╭─ DATA EXTRACT

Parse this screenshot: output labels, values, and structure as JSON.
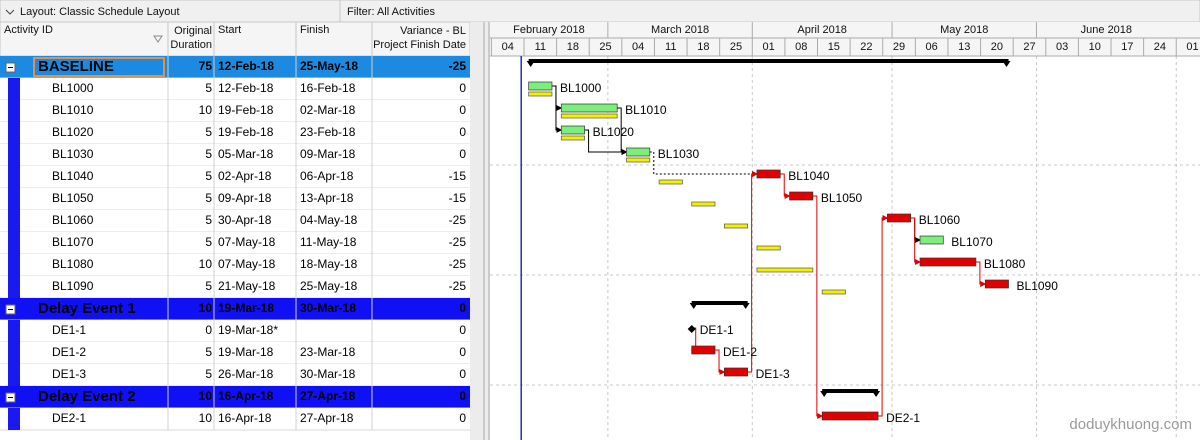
{
  "toolbar": {
    "layout": "Layout: Classic Schedule Layout",
    "filter": "Filter: All Activities"
  },
  "columns": {
    "id": "Activity ID",
    "duration": [
      "Original",
      "Duration"
    ],
    "start": "Start",
    "finish": "Finish",
    "variance": [
      "Variance - BL",
      "Project Finish Date"
    ]
  },
  "rows": [
    {
      "type": "wbs",
      "id": "BASELINE",
      "duration": 75,
      "start": "12-Feb-18",
      "finish": "25-May-18",
      "variance": -25,
      "fill": "#1c8ae0",
      "text_color": "#ffffff",
      "bar": {
        "start": 8,
        "finish": 111,
        "color": "#000000"
      }
    },
    {
      "type": "activity",
      "id": "BL1000",
      "duration": 5,
      "start": "12-Feb-18",
      "finish": "16-Feb-18",
      "variance": 0,
      "bar": {
        "start": 8,
        "finish": 13,
        "color": "#7cee7c",
        "baseline": [
          8,
          13
        ]
      }
    },
    {
      "type": "activity",
      "id": "BL1010",
      "duration": 10,
      "start": "19-Feb-18",
      "finish": "02-Mar-18",
      "variance": 0,
      "bar": {
        "start": 15,
        "finish": 27,
        "color": "#7cee7c",
        "baseline": [
          15,
          27
        ]
      }
    },
    {
      "type": "activity",
      "id": "BL1020",
      "duration": 5,
      "start": "19-Feb-18",
      "finish": "23-Feb-18",
      "variance": 0,
      "bar": {
        "start": 15,
        "finish": 20,
        "color": "#7cee7c",
        "baseline": [
          15,
          20
        ]
      }
    },
    {
      "type": "activity",
      "id": "BL1030",
      "duration": 5,
      "start": "05-Mar-18",
      "finish": "09-Mar-18",
      "variance": 0,
      "bar": {
        "start": 29,
        "finish": 34,
        "color": "#7cee7c",
        "baseline": [
          29,
          34
        ]
      }
    },
    {
      "type": "activity",
      "id": "BL1040",
      "duration": 5,
      "start": "02-Apr-18",
      "finish": "06-Apr-18",
      "variance": -15,
      "bar": {
        "start": 57,
        "finish": 62,
        "color": "#e00000",
        "baseline": [
          36,
          41
        ]
      }
    },
    {
      "type": "activity",
      "id": "BL1050",
      "duration": 5,
      "start": "09-Apr-18",
      "finish": "13-Apr-18",
      "variance": -15,
      "bar": {
        "start": 64,
        "finish": 69,
        "color": "#e00000",
        "baseline": [
          43,
          48
        ]
      }
    },
    {
      "type": "activity",
      "id": "BL1060",
      "duration": 5,
      "start": "30-Apr-18",
      "finish": "04-May-18",
      "variance": -25,
      "bar": {
        "start": 85,
        "finish": 90,
        "color": "#e00000",
        "baseline": [
          50,
          55
        ]
      }
    },
    {
      "type": "activity",
      "id": "BL1070",
      "duration": 5,
      "start": "07-May-18",
      "finish": "11-May-18",
      "variance": -25,
      "bar": {
        "start": 92,
        "finish": 97,
        "color": "#7cee7c",
        "baseline": [
          57,
          62
        ]
      }
    },
    {
      "type": "activity",
      "id": "BL1080",
      "duration": 10,
      "start": "07-May-18",
      "finish": "18-May-18",
      "variance": -25,
      "bar": {
        "start": 92,
        "finish": 104,
        "color": "#e00000",
        "baseline": [
          57,
          69
        ]
      }
    },
    {
      "type": "activity",
      "id": "BL1090",
      "duration": 5,
      "start": "21-May-18",
      "finish": "25-May-18",
      "variance": -25,
      "bar": {
        "start": 106,
        "finish": 111,
        "color": "#e00000",
        "baseline": [
          71,
          76
        ]
      }
    },
    {
      "type": "wbs",
      "id": "Delay Event 1",
      "duration": 10,
      "start": "19-Mar-18",
      "finish": "30-Mar-18",
      "variance": 0,
      "fill": "#1010f4",
      "text_color": "#ffff00",
      "bar": {
        "start": 43,
        "finish": 55,
        "color": "#000000"
      }
    },
    {
      "type": "activity",
      "id": "DE1-1",
      "duration": 0,
      "start": "19-Mar-18*",
      "variance": 0,
      "bar": {
        "start": 43,
        "finish": 43,
        "color": "#000000",
        "milestone": true
      }
    },
    {
      "type": "activity",
      "id": "DE1-2",
      "duration": 5,
      "start": "19-Mar-18",
      "finish": "23-Mar-18",
      "variance": 0,
      "bar": {
        "start": 43,
        "finish": 48,
        "color": "#e00000"
      }
    },
    {
      "type": "activity",
      "id": "DE1-3",
      "duration": 5,
      "start": "26-Mar-18",
      "finish": "30-Mar-18",
      "variance": 0,
      "bar": {
        "start": 50,
        "finish": 55,
        "color": "#e00000"
      }
    },
    {
      "type": "wbs",
      "id": "Delay Event 2",
      "duration": 10,
      "start": "16-Apr-18",
      "finish": "27-Apr-18",
      "variance": 0,
      "fill": "#1010f4",
      "text_color": "#ffff00",
      "bar": {
        "start": 71,
        "finish": 83,
        "color": "#000000"
      }
    },
    {
      "type": "activity",
      "id": "DE2-1",
      "duration": 10,
      "start": "16-Apr-18",
      "finish": "27-Apr-18",
      "variance": 0,
      "bar": {
        "start": 71,
        "finish": 83,
        "color": "#e00000"
      }
    }
  ],
  "gantt": {
    "xlim": [
      -0.3,
      152.1
    ],
    "data_date": 6.4,
    "months": [
      {
        "label": "February 2018",
        "start": -3,
        "end": 25
      },
      {
        "label": "March 2018",
        "start": 25,
        "end": 56
      },
      {
        "label": "April 2018",
        "start": 56,
        "end": 86
      },
      {
        "label": "May 2018",
        "start": 86,
        "end": 117
      },
      {
        "label": "June 2018",
        "start": 117,
        "end": 147
      }
    ],
    "weeks": [
      {
        "value": 0,
        "label": "04"
      },
      {
        "value": 7,
        "label": "11"
      },
      {
        "value": 14,
        "label": "18"
      },
      {
        "value": 21,
        "label": "25"
      },
      {
        "value": 28,
        "label": "04"
      },
      {
        "value": 35,
        "label": "11"
      },
      {
        "value": 42,
        "label": "18"
      },
      {
        "value": 49,
        "label": "25"
      },
      {
        "value": 56,
        "label": "01"
      },
      {
        "value": 63,
        "label": "08"
      },
      {
        "value": 70,
        "label": "15"
      },
      {
        "value": 77,
        "label": "22"
      },
      {
        "value": 84,
        "label": "29"
      },
      {
        "value": 91,
        "label": "06"
      },
      {
        "value": 98,
        "label": "13"
      },
      {
        "value": 105,
        "label": "20"
      },
      {
        "value": 112,
        "label": "27"
      },
      {
        "value": 119,
        "label": "03"
      },
      {
        "value": 126,
        "label": "10"
      },
      {
        "value": 133,
        "label": "17"
      },
      {
        "value": 140,
        "label": "24"
      },
      {
        "value": 147,
        "label": "01"
      }
    ]
  },
  "watermark": "doduykhuong.com"
}
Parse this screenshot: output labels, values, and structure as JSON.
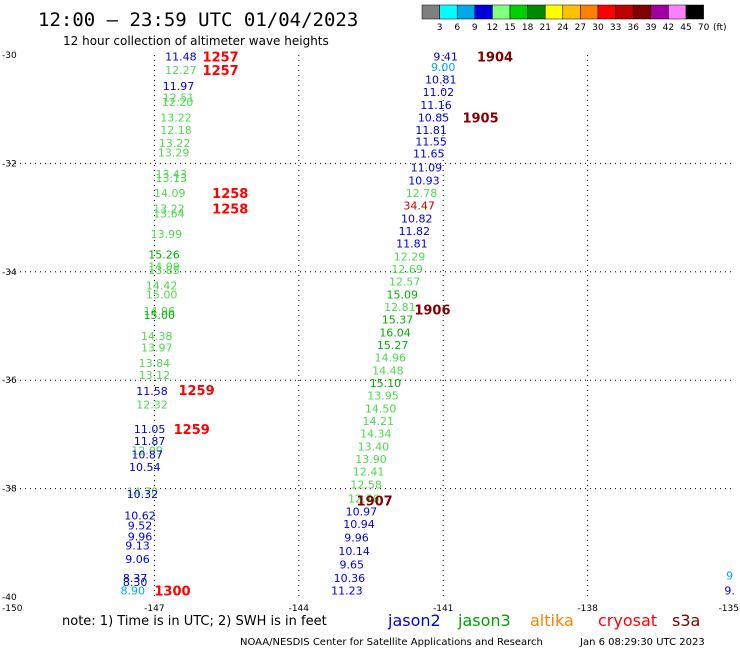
{
  "title": "12:00 — 23:59 UTC 01/04/2023",
  "subtitle": "12 hour collection of altimeter wave heights",
  "note": "note:  1) Time is in UTC; 2) SWH is in feet",
  "credit": "NOAA/NESDIS Center for Satellite Applications and Research",
  "timestamp": "Jan  6 08:29:30 UTC 2023",
  "colorscale": {
    "labels": [
      "3",
      "6",
      "9",
      "12",
      "15",
      "18",
      "21",
      "24",
      "27",
      "30",
      "33",
      "36",
      "39",
      "42",
      "45",
      "70"
    ],
    "unit": "(ft)",
    "colors": [
      "#7f7f7f",
      "#00ffff",
      "#00a8e8",
      "#0000d8",
      "#80ff80",
      "#00d000",
      "#008800",
      "#ffff00",
      "#ffc000",
      "#ff8000",
      "#ff0000",
      "#c00000",
      "#800000",
      "#a000a0",
      "#ff80ff",
      "#000000"
    ]
  },
  "satellites": [
    {
      "name": "jason2",
      "color": "#0000dd"
    },
    {
      "name": "jason3",
      "color": "#00a000"
    },
    {
      "name": "altika",
      "color": "#ff8000"
    },
    {
      "name": "cryosat",
      "color": "#ff0000"
    },
    {
      "name": "s3a",
      "color": "#800000"
    }
  ],
  "chart_data": {
    "type": "scatter",
    "x_ticks": [
      "-150",
      "-147",
      "-144",
      "-141",
      "-138",
      "-135"
    ],
    "y_ticks": [
      "-30",
      "-32",
      "-34",
      "-36",
      "-38",
      "-40"
    ],
    "xlim": [
      -150,
      -135
    ],
    "ylim": [
      -40,
      -30
    ],
    "grid": true,
    "time_labels": [
      {
        "text": "1257",
        "lon": -146.0,
        "lat": -30.03,
        "color": "#ff0000"
      },
      {
        "text": "1257",
        "lon": -146.0,
        "lat": -30.28,
        "color": "#ff0000"
      },
      {
        "text": "1258",
        "lon": -145.8,
        "lat": -32.55,
        "color": "#ff0000"
      },
      {
        "text": "1258",
        "lon": -145.8,
        "lat": -32.83,
        "color": "#ff0000"
      },
      {
        "text": "1259",
        "lon": -146.5,
        "lat": -36.18,
        "color": "#ff0000"
      },
      {
        "text": "1259",
        "lon": -146.6,
        "lat": -36.9,
        "color": "#ff0000"
      },
      {
        "text": "1300",
        "lon": -147.0,
        "lat": -39.88,
        "color": "#ff0000"
      },
      {
        "text": "1904",
        "lon": -140.3,
        "lat": -30.03,
        "color": "#800000"
      },
      {
        "text": "1905",
        "lon": -140.6,
        "lat": -31.15,
        "color": "#800000"
      },
      {
        "text": "1906",
        "lon": -141.6,
        "lat": -34.7,
        "color": "#800000"
      },
      {
        "text": "1907",
        "lon": -142.8,
        "lat": -38.22,
        "color": "#800000"
      }
    ],
    "series": [
      {
        "name": "track-1257",
        "points": [
          {
            "lon": -146.45,
            "lat": -30.03,
            "v": "11.48",
            "c": "#0000dd"
          },
          {
            "lon": -146.45,
            "lat": -30.28,
            "v": "12.27",
            "c": "#50d850"
          },
          {
            "lon": -146.5,
            "lat": -30.57,
            "v": "11.97",
            "c": "#0000dd"
          },
          {
            "lon": -146.5,
            "lat": -30.78,
            "v": "12.51",
            "c": "#50d850"
          },
          {
            "lon": -146.52,
            "lat": -30.87,
            "v": "12.20",
            "c": "#50d850"
          },
          {
            "lon": -146.55,
            "lat": -31.15,
            "v": "13.22",
            "c": "#50d850"
          },
          {
            "lon": -146.55,
            "lat": -31.38,
            "v": "12.18",
            "c": "#50d850"
          },
          {
            "lon": -146.58,
            "lat": -31.62,
            "v": "13.22",
            "c": "#50d850"
          },
          {
            "lon": -146.6,
            "lat": -31.8,
            "v": "13.29",
            "c": "#50d850"
          },
          {
            "lon": -146.65,
            "lat": -32.2,
            "v": "13.43",
            "c": "#50d850"
          },
          {
            "lon": -146.65,
            "lat": -32.27,
            "v": "13.13",
            "c": "#50d850"
          },
          {
            "lon": -146.68,
            "lat": -32.55,
            "v": "14.09",
            "c": "#50d850"
          },
          {
            "lon": -146.7,
            "lat": -32.83,
            "v": "13.22",
            "c": "#50d850"
          },
          {
            "lon": -146.7,
            "lat": -32.92,
            "v": "13.64",
            "c": "#50d850"
          },
          {
            "lon": -146.75,
            "lat": -33.3,
            "v": "13.99",
            "c": "#50d850"
          },
          {
            "lon": -146.8,
            "lat": -33.68,
            "v": "15.26",
            "c": "#00b000"
          },
          {
            "lon": -146.8,
            "lat": -33.9,
            "v": "14.09",
            "c": "#50d850"
          },
          {
            "lon": -146.8,
            "lat": -33.97,
            "v": "13.85",
            "c": "#50d850"
          },
          {
            "lon": -146.85,
            "lat": -34.25,
            "v": "14.42",
            "c": "#50d850"
          },
          {
            "lon": -146.85,
            "lat": -34.42,
            "v": "15.00",
            "c": "#50d850"
          },
          {
            "lon": -146.9,
            "lat": -34.72,
            "v": "14.96",
            "c": "#50d850"
          },
          {
            "lon": -146.9,
            "lat": -34.8,
            "v": "15.00",
            "c": "#00b000"
          },
          {
            "lon": -146.95,
            "lat": -35.18,
            "v": "14.38",
            "c": "#50d850"
          },
          {
            "lon": -146.95,
            "lat": -35.4,
            "v": "13.97",
            "c": "#50d850"
          },
          {
            "lon": -147.0,
            "lat": -35.68,
            "v": "13.84",
            "c": "#50d850"
          },
          {
            "lon": -147.0,
            "lat": -35.9,
            "v": "13.12",
            "c": "#50d850"
          },
          {
            "lon": -147.05,
            "lat": -36.2,
            "v": "11.58",
            "c": "#0000dd"
          },
          {
            "lon": -147.05,
            "lat": -36.45,
            "v": "12.32",
            "c": "#50d850"
          },
          {
            "lon": -147.1,
            "lat": -36.9,
            "v": "11.05",
            "c": "#0000dd"
          },
          {
            "lon": -147.1,
            "lat": -37.12,
            "v": "11.87",
            "c": "#0000dd"
          },
          {
            "lon": -147.15,
            "lat": -37.3,
            "v": "12.09",
            "c": "#50d850"
          },
          {
            "lon": -147.15,
            "lat": -37.37,
            "v": "10.87",
            "c": "#0000dd"
          },
          {
            "lon": -147.2,
            "lat": -37.6,
            "v": "10.54",
            "c": "#0000dd"
          },
          {
            "lon": -147.25,
            "lat": -38.05,
            "v": "14.70",
            "c": "#50d850"
          },
          {
            "lon": -147.25,
            "lat": -38.1,
            "v": "10.32",
            "c": "#0000dd"
          },
          {
            "lon": -147.3,
            "lat": -38.5,
            "v": "10.62",
            "c": "#0000dd"
          },
          {
            "lon": -147.3,
            "lat": -38.68,
            "v": "9.52",
            "c": "#0000dd"
          },
          {
            "lon": -147.3,
            "lat": -38.88,
            "v": "9.96",
            "c": "#0000dd"
          },
          {
            "lon": -147.35,
            "lat": -39.05,
            "v": "9.13",
            "c": "#0000dd"
          },
          {
            "lon": -147.35,
            "lat": -39.3,
            "v": "9.06",
            "c": "#0000dd"
          },
          {
            "lon": -147.4,
            "lat": -39.65,
            "v": "8.37",
            "c": "#0000dd"
          },
          {
            "lon": -147.4,
            "lat": -39.72,
            "v": "8.30",
            "c": "#0000dd"
          },
          {
            "lon": -147.45,
            "lat": -39.88,
            "v": "8.90",
            "c": "#00a8e8"
          }
        ]
      },
      {
        "name": "track-1904",
        "points": [
          {
            "lon": -140.95,
            "lat": -30.03,
            "v": "9.41",
            "c": "#0000dd"
          },
          {
            "lon": -141.0,
            "lat": -30.22,
            "v": "9.00",
            "c": "#00a8e8"
          },
          {
            "lon": -141.05,
            "lat": -30.45,
            "v": "10.81",
            "c": "#0000dd"
          },
          {
            "lon": -141.1,
            "lat": -30.68,
            "v": "11.02",
            "c": "#0000dd"
          },
          {
            "lon": -141.15,
            "lat": -30.92,
            "v": "11.16",
            "c": "#0000dd"
          },
          {
            "lon": -141.2,
            "lat": -31.15,
            "v": "10.85",
            "c": "#0000dd"
          },
          {
            "lon": -141.25,
            "lat": -31.38,
            "v": "11.81",
            "c": "#0000dd"
          },
          {
            "lon": -141.25,
            "lat": -31.6,
            "v": "11.55",
            "c": "#0000dd"
          },
          {
            "lon": -141.3,
            "lat": -31.82,
            "v": "11.65",
            "c": "#0000dd"
          },
          {
            "lon": -141.35,
            "lat": -32.08,
            "v": "11.09",
            "c": "#0000dd"
          },
          {
            "lon": -141.4,
            "lat": -32.32,
            "v": "10.93",
            "c": "#0000dd"
          },
          {
            "lon": -141.45,
            "lat": -32.55,
            "v": "12.78",
            "c": "#50d850"
          },
          {
            "lon": -141.5,
            "lat": -32.78,
            "v": "34.47",
            "c": "#c00000"
          },
          {
            "lon": -141.55,
            "lat": -33.02,
            "v": "10.82",
            "c": "#0000dd"
          },
          {
            "lon": -141.6,
            "lat": -33.25,
            "v": "11.82",
            "c": "#0000dd"
          },
          {
            "lon": -141.65,
            "lat": -33.48,
            "v": "11.81",
            "c": "#0000dd"
          },
          {
            "lon": -141.7,
            "lat": -33.72,
            "v": "12.29",
            "c": "#50d850"
          },
          {
            "lon": -141.75,
            "lat": -33.95,
            "v": "12.69",
            "c": "#50d850"
          },
          {
            "lon": -141.8,
            "lat": -34.18,
            "v": "12.57",
            "c": "#50d850"
          },
          {
            "lon": -141.85,
            "lat": -34.42,
            "v": "15.09",
            "c": "#00b000"
          },
          {
            "lon": -141.9,
            "lat": -34.65,
            "v": "12.81",
            "c": "#50d850"
          },
          {
            "lon": -141.95,
            "lat": -34.88,
            "v": "15.37",
            "c": "#00b000"
          },
          {
            "lon": -142.0,
            "lat": -35.12,
            "v": "16.04",
            "c": "#00b000"
          },
          {
            "lon": -142.05,
            "lat": -35.35,
            "v": "15.27",
            "c": "#00b000"
          },
          {
            "lon": -142.1,
            "lat": -35.58,
            "v": "14.96",
            "c": "#50d850"
          },
          {
            "lon": -142.15,
            "lat": -35.82,
            "v": "14.48",
            "c": "#50d850"
          },
          {
            "lon": -142.2,
            "lat": -36.05,
            "v": "15.10",
            "c": "#00b000"
          },
          {
            "lon": -142.25,
            "lat": -36.28,
            "v": "13.95",
            "c": "#50d850"
          },
          {
            "lon": -142.3,
            "lat": -36.52,
            "v": "14.50",
            "c": "#50d850"
          },
          {
            "lon": -142.35,
            "lat": -36.75,
            "v": "14.21",
            "c": "#50d850"
          },
          {
            "lon": -142.4,
            "lat": -36.98,
            "v": "14.34",
            "c": "#50d850"
          },
          {
            "lon": -142.45,
            "lat": -37.22,
            "v": "13.40",
            "c": "#50d850"
          },
          {
            "lon": -142.5,
            "lat": -37.45,
            "v": "13.90",
            "c": "#50d850"
          },
          {
            "lon": -142.55,
            "lat": -37.68,
            "v": "12.41",
            "c": "#50d850"
          },
          {
            "lon": -142.6,
            "lat": -37.92,
            "v": "12.58",
            "c": "#50d850"
          },
          {
            "lon": -142.65,
            "lat": -38.18,
            "v": "12.76",
            "c": "#50d850"
          },
          {
            "lon": -142.7,
            "lat": -38.42,
            "v": "10.97",
            "c": "#0000dd"
          },
          {
            "lon": -142.75,
            "lat": -38.65,
            "v": "10.94",
            "c": "#0000dd"
          },
          {
            "lon": -142.8,
            "lat": -38.9,
            "v": "9.96",
            "c": "#0000dd"
          },
          {
            "lon": -142.85,
            "lat": -39.15,
            "v": "10.14",
            "c": "#0000dd"
          },
          {
            "lon": -142.9,
            "lat": -39.4,
            "v": "9.65",
            "c": "#0000dd"
          },
          {
            "lon": -142.95,
            "lat": -39.65,
            "v": "10.36",
            "c": "#0000dd"
          },
          {
            "lon": -143.0,
            "lat": -39.88,
            "v": "11.23",
            "c": "#0000dd"
          }
        ]
      },
      {
        "name": "track-edge",
        "points": [
          {
            "lon": -135.05,
            "lat": -39.6,
            "v": "9",
            "c": "#00a8e8"
          },
          {
            "lon": -135.05,
            "lat": -39.88,
            "v": "9.",
            "c": "#0000dd"
          }
        ]
      }
    ]
  }
}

╰─

**WRITTEN PROBLEM**
Copy out every line in the entries above that holds "track".

**THE ANSWER**
        "name": "track-1257",
        "name": "track-1904",
        "name": "track-edge",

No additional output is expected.